What to do:
Write out each line beneath this one exactly as it reads.

Provided data:
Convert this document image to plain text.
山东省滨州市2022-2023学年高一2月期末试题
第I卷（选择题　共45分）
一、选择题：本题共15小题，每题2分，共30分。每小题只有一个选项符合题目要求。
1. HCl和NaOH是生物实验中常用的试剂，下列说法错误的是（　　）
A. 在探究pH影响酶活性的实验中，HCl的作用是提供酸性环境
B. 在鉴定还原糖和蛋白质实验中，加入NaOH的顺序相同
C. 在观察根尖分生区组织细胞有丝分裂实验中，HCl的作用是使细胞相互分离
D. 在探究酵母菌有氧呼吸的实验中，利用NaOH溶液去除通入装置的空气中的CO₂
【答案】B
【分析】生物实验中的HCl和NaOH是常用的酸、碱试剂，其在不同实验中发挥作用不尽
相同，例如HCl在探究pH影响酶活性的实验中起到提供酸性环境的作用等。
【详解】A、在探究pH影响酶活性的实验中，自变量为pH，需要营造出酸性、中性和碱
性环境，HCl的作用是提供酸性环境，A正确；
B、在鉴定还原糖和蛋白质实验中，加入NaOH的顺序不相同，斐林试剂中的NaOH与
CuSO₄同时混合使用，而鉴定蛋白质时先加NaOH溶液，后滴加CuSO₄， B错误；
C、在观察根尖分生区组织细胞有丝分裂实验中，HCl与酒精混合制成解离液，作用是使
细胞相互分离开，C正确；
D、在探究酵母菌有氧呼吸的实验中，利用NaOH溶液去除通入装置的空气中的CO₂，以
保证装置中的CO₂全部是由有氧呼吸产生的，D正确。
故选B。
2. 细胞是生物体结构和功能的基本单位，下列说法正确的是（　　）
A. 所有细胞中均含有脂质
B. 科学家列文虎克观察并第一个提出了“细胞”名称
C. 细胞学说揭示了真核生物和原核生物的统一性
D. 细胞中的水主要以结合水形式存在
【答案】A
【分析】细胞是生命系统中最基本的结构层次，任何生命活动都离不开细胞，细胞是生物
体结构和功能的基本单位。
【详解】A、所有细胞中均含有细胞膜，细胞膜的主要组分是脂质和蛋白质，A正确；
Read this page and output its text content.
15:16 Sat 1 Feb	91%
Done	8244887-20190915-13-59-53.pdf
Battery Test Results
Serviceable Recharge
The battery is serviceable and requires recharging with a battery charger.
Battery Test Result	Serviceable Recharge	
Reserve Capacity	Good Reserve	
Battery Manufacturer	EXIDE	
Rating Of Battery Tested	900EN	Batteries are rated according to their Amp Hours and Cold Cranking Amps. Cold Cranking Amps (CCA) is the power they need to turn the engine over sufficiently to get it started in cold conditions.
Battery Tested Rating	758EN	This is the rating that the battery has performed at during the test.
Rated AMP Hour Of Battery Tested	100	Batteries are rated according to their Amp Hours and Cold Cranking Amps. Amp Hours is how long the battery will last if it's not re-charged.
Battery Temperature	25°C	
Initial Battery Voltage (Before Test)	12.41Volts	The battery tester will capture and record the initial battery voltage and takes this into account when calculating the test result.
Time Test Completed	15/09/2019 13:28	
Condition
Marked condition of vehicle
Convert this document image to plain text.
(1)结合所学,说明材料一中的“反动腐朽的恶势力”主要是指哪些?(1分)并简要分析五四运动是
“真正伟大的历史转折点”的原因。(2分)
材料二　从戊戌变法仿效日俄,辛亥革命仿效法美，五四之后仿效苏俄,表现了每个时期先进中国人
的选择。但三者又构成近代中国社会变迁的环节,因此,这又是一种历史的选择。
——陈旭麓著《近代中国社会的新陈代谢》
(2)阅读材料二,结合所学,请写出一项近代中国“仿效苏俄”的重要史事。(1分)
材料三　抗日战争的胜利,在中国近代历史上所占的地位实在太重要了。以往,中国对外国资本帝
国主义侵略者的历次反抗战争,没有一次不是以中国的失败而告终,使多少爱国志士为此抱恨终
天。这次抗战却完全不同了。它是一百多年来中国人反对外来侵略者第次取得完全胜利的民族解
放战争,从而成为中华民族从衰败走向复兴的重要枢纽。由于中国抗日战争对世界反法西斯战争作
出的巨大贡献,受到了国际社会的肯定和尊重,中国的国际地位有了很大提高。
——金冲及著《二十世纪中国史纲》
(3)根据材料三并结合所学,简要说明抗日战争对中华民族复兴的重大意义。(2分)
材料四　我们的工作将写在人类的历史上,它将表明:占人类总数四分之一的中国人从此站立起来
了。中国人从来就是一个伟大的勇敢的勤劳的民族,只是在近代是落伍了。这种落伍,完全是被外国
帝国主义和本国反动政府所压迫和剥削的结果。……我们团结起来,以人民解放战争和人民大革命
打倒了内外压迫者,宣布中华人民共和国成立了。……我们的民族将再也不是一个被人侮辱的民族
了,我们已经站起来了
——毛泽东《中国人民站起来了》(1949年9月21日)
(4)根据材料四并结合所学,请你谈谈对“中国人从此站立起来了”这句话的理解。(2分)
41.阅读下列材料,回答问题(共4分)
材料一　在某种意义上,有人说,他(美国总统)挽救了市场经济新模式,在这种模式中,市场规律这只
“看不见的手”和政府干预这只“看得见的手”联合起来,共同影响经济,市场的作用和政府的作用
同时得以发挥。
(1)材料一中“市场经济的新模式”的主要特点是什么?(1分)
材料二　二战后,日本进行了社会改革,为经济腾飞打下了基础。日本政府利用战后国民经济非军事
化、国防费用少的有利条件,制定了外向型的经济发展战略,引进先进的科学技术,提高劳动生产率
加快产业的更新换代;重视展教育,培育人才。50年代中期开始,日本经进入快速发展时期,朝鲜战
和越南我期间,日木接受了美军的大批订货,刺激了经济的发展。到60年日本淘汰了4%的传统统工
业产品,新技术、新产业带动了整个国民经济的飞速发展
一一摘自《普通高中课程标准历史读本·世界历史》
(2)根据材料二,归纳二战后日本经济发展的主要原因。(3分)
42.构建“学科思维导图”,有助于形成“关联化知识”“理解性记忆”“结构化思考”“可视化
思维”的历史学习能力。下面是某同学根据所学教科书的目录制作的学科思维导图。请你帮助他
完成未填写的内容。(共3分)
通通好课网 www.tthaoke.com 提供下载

Solution for this exercise:
Convert this document image to plain text.
山东省滨州市2022-2023学年高一2月期末试题
第I卷（选择题　共45分）
一、选择题：本题共15小题，每题2分，共30分。每小题只有一个选项符合题目要求。
1. HCl和NaOH是生物实验中常用的试剂，下列说法错误的是（　　）
A. 在探究pH影响酶活性的实验中，HCl的作用是提供酸性环境
B. 在鉴定还原糖和蛋白质实验中，加入NaOH的顺序相同
C. 在观察根尖分生区组织细胞有丝分裂实验中，HCl的作用是使细胞相互分离
D. 在探究酵母菌有氧呼吸的实验中，利用NaOH溶液去除通入装置的空气中的CO₂
【答案】B
【分析】生物实验中的HCl和NaOH是常用的酸、碱试剂，其在不同实验中发挥作用不尽
相同，例如HCl在探究pH影响酶活性的实验中起到提供酸性环境的作用等。
【详解】A、在探究pH影响酶活性的实验中，自变量为pH，需要营造出酸性、中性和碱
性环境，HCl的作用是提供酸性环境，A正确；
B、在鉴定还原糖和蛋白质实验中，加入NaOH的顺序不相同，斐林试剂中的NaOH与
CuSO₄同时混合使用，而鉴定蛋白质时先加NaOH溶液，后滴加CuSO₄， B错误；
C、在观察根尖分生区组织细胞有丝分裂实验中，HCl与酒精混合制成解离液，作用是使
细胞相互分离开，C正确；
D、在探究酵母菌有氧呼吸的实验中，利用NaOH溶液去除通入装置的空气中的CO₂，以
保证装置中的CO₂全部是由有氧呼吸产生的，D正确。
故选B。
2. 细胞是生物体结构和功能的基本单位，下列说法正确的是（　　）
A. 所有细胞中均含有脂质
B. 科学家列文虎克观察并第一个提出了“细胞”名称
C. 细胞学说揭示了真核生物和原核生物的统一性
D. 细胞中的水主要以结合水形式存在
【答案】A
【分析】细胞是生命系统中最基本的结构层次，任何生命活动都离不开细胞，细胞是生物
体结构和功能的基本单位。
【详解】A、所有细胞中均含有细胞膜，细胞膜的主要组分是脂质和蛋白质，A正确；
Read this page and output its text content.
15:16 Sat 1 Feb	91%
Done	8244887-20190915-13-59-53.pdf
Battery Test Results
Serviceable Recharge
The battery is serviceable and requires recharging with a battery charger.
Battery Test Result	Serviceable Recharge	
Reserve Capacity	Good Reserve	
Battery Manufacturer	EXIDE	
Rating Of Battery Tested	900EN	Batteries are rated according to their Amp Hours and Cold Cranking Amps. Cold Cranking Amps (CCA) is the power they need to turn the engine over sufficiently to get it started in cold conditions.
Battery Tested Rating	758EN	This is the rating that the battery has performed at during the test.
Rated AMP Hour Of Battery Tested	100	Batteries are rated according to their Amp Hours and Cold Cranking Amps. Amp Hours is how long the battery will last if it's not re-charged.
Battery Temperature	25°C	
Initial Battery Voltage (Before Test)	12.41Volts	The battery tester will capture and record the initial battery voltage and takes this into account when calculating the test result.
Time Test Completed	15/09/2019 13:28	
Condition
Marked condition of vehicle
Convert this document image to plain text.
(1)结合所学,说明材料一中的“反动腐朽的恶势力”主要是指哪些?(1分)并简要分析五四运动是
“真正伟大的历史转折点”的原因。(2分)
材料二　从戊戌变法仿效日俄,辛亥革命仿效法美，五四之后仿效苏俄,表现了每个时期先进中国人
的选择。但三者又构成近代中国社会变迁的环节,因此,这又是一种历史的选择。
——陈旭麓著《近代中国社会的新陈代谢》
(2)阅读材料二,结合所学,请写出一项近代中国“仿效苏俄”的重要史事。(1分)
材料三　抗日战争的胜利,在中国近代历史上所占的地位实在太重要了。以往,中国对外国资本帝
国主义侵略者的历次反抗战争,没有一次不是以中国的失败而告终,使多少爱国志士为此抱恨终
天。这次抗战却完全不同了。它是一百多年来中国人反对外来侵略者第次取得完全胜利的民族解
放战争,从而成为中华民族从衰败走向复兴的重要枢纽。由于中国抗日战争对世界反法西斯战争作
出的巨大贡献,受到了国际社会的肯定和尊重,中国的国际地位有了很大提高。
——金冲及著《二十世纪中国史纲》
(3)根据材料三并结合所学,简要说明抗日战争对中华民族复兴的重大意义。(2分)
材料四　我们的工作将写在人类的历史上,它将表明:占人类总数四分之一的中国人从此站立起来
了。中国人从来就是一个伟大的勇敢的勤劳的民族,只是在近代是落伍了。这种落伍,完全是被外国
帝国主义和本国反动政府所压迫和剥削的结果。……我们团结起来,以人民解放战争和人民大革命
打倒了内外压迫者,宣布中华人民共和国成立了。……我们的民族将再也不是一个被人侮辱的民族
了,我们已经站起来了
——毛泽东《中国人民站起来了》(1949年9月21日)
(4)根据材料四并结合所学,请你谈谈对“中国人从此站立起来了”这句话的理解。(2分)
41.阅读下列材料,回答问题(共4分)
材料一　在某种意义上,有人说,他(美国总统)挽救了市场经济新模式,在这种模式中,市场规律这只
“看不见的手”和政府干预这只“看得见的手”联合起来,共同影响经济,市场的作用和政府的作用
同时得以发挥。
(1)材料一中“市场经济的新模式”的主要特点是什么?(1分)
材料二　二战后,日本进行了社会改革,为经济腾飞打下了基础。日本政府利用战后国民经济非军事
化、国防费用少的有利条件,制定了外向型的经济发展战略,引进先进的科学技术,提高劳动生产率
加快产业的更新换代;重视展教育,培育人才。50年代中期开始,日本经进入快速发展时期,朝鲜战
和越南我期间,日木接受了美军的大批订货,刺激了经济的发展。到60年日本淘汰了4%的传统统工
业产品,新技术、新产业带动了整个国民经济的飞速发展
一一摘自《普通高中课程标准历史读本·世界历史》
(2)根据材料二,归纳二战后日本经济发展的主要原因。(3分)
42.构建“学科思维导图”,有助于形成“关联化知识”“理解性记忆”“结构化思考”“可视化
思维”的历史学习能力。下面是某同学根据所学教科书的目录制作的学科思维导图。请你帮助他
完成未填写的内容。(共3分)
通通好课网 www.tthaoke.com 提供下载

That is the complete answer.